### TEKS
##########
Jumat (05/042019), sekitar pukul sembilan pagi, tukang perahu itu melambaikan tangan menawarkan saya dan warga lain naik perahunya. "Dermaga" perahu di kawasan langganan banjir Cijagra ini persis di pinggir jalan Jln. Cijagra, beberapa puluh meter sebelum jembatan biru atau jembatan Citarum lama.
Walau sedang menghentikan motor sejenak buat melihat dan memotret kondisi banjir Cigebar di pinggir jalan, ajakan tukang perahu tersebut mendorong saya penasaran buat mengikuti ajakannya. Awalnya memang agak kumaha kitu. Bukan... bukan risih, namun pikiran membayangkan jalan yang kini hilang tertutup air. Sementara jalur perahu yang akan kami lalui adalah jalur jalan yang biasa saya gunakan untuk bersepeda, berkeliling dari Cigebar terus sampai ke Cikoneng.
##########
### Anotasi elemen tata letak
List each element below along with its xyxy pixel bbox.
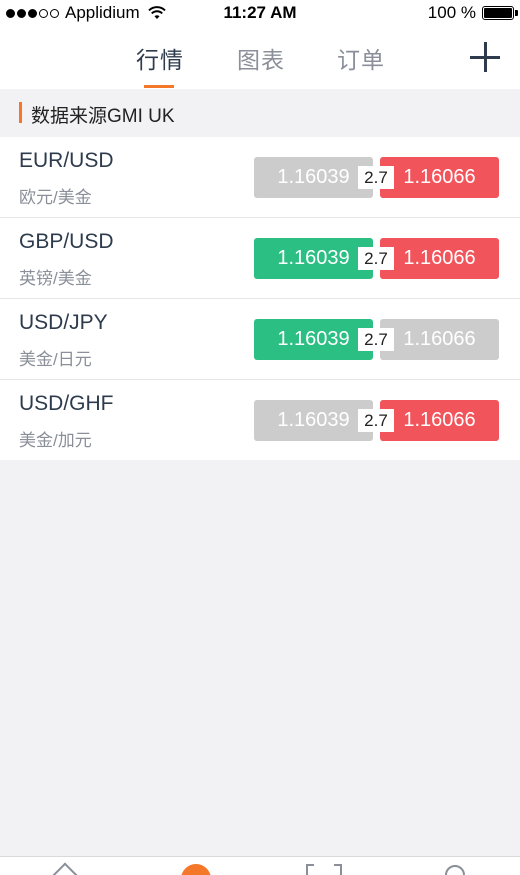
pair-code: USD/GHF (19, 392, 114, 415)
quote-row[interactable]: USD/GHF 美金/加元 1.16039 2.7 1.16066 (0, 380, 520, 460)
spread-value: 2.7 (358, 328, 394, 351)
pair-name: 美金/加元 (19, 431, 92, 450)
battery-percent: 100 % (427, 3, 476, 22)
bid-price-button[interactable]: 1.16039 (254, 238, 373, 279)
bid-price-button[interactable]: 1.16039 (254, 157, 373, 198)
quote-row[interactable]: USD/JPY 美金/日元 1.16039 2.7 1.16066 (0, 299, 520, 380)
add-icon[interactable] (470, 42, 500, 72)
bid-price-button[interactable]: 1.16039 (254, 319, 373, 360)
ask-price-button[interactable]: 1.16066 (380, 400, 499, 441)
pair-name: 美金/日元 (19, 350, 92, 369)
active-tab-indicator (144, 85, 174, 88)
status-bar: Applidium 11:27 AM 100 % (0, 0, 520, 27)
bottom-tab-bar (0, 856, 520, 875)
home-icon[interactable] (49, 862, 81, 875)
status-right: 100 % (427, 3, 518, 23)
spread-value: 2.7 (358, 166, 394, 189)
bid-price-button[interactable]: 1.16039 (254, 400, 373, 441)
ask-price-button[interactable]: 1.16066 (380, 157, 499, 198)
spread-value: 2.7 (358, 247, 394, 270)
tab-quotes[interactable]: 行情 (136, 41, 184, 75)
spread-value: 2.7 (358, 409, 394, 432)
data-source-bar: 数据来源GMI UK (0, 89, 520, 136)
scan-icon[interactable] (306, 864, 342, 875)
pair-name: 欧元/美金 (19, 188, 92, 207)
pair-code: GBP/USD (19, 230, 114, 253)
quote-row[interactable]: EUR/USD 欧元/美金 1.16039 2.7 1.16066 (0, 137, 520, 218)
tab-charts[interactable]: 图表 (237, 41, 285, 75)
section-marker (19, 102, 22, 123)
quote-list: EUR/USD 欧元/美金 1.16039 2.7 1.16066 GBP/US… (0, 137, 520, 460)
quote-row[interactable]: GBP/USD 英镑/美金 1.16039 2.7 1.16066 (0, 218, 520, 299)
top-nav: 行情 图表 订单 (0, 27, 520, 89)
ask-price-button[interactable]: 1.16066 (380, 238, 499, 279)
quotes-icon[interactable] (181, 864, 211, 875)
data-source-label: 数据来源GMI UK (31, 106, 175, 127)
tab-orders[interactable]: 订单 (337, 41, 385, 75)
pair-name: 英镑/美金 (19, 269, 92, 288)
battery-icon (482, 6, 518, 20)
ask-price-button[interactable]: 1.16066 (380, 319, 499, 360)
pair-code: EUR/USD (19, 149, 114, 172)
pair-code: USD/JPY (19, 311, 108, 334)
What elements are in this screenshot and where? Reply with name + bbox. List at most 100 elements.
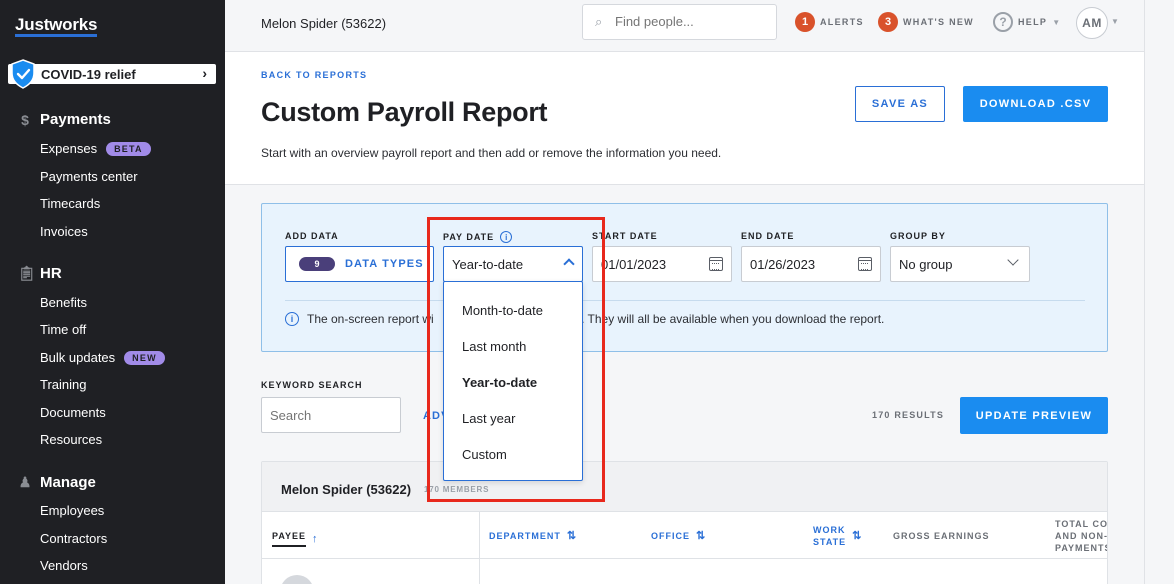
##########
### PETUNJUK
[1] Tulis ulang paragraf teks yang diawali "Walau sedang menghentikan motor" secara lebih ringkas, dengan tetap memuat fakta utamanya.
[2] Tolong salin bagian teks mulai dari "Jumat (05/042019), sekitar" sampai "sampai ke Cikoneng.".
Daftar di atas tidak diperlukan.

### PENYELESAIAN SOAL
[1] Saat berhenti sebentar di pinggir jalan untuk melihat dan memotret banjir Cigebar, saya terdorong mengikuti ajakan tukang perahu. Awalnya ada rasa ragu. Itu bukan karena risih, melainkan karena saya membayangkan jalan yang kini tertutup air. Jalur perahu itu adalah jalan yang biasa saya lalui untuk bersepeda dari Cigebar sampai Cikoneng.

[2]
Jumat (05/042019), sekitar pukul sembilan pagi, tukang perahu itu melambaikan tangan menawarkan saya dan warga lain naik perahunya. "Dermaga" perahu di kawasan langganan banjir Cijagra ini persis di pinggir jalan Jln. Cijagra, beberapa puluh meter sebelum jembatan biru atau jembatan Citarum lama.
Walau sedang menghentikan motor sejenak buat melihat dan memotret kondisi banjir Cigebar di pinggir jalan, ajakan tukang perahu tersebut mendorong saya penasaran buat mengikuti ajakannya. Awalnya memang agak kumaha kitu. Bukan... bukan risih, namun pikiran membayangkan jalan yang kini hilang tertutup air. Sementara jalur perahu yang akan kami lalui adalah jalur jalan yang biasa saya gunakan untuk bersepeda, berkeliling dari Cigebar terus sampai ke Cikoneng.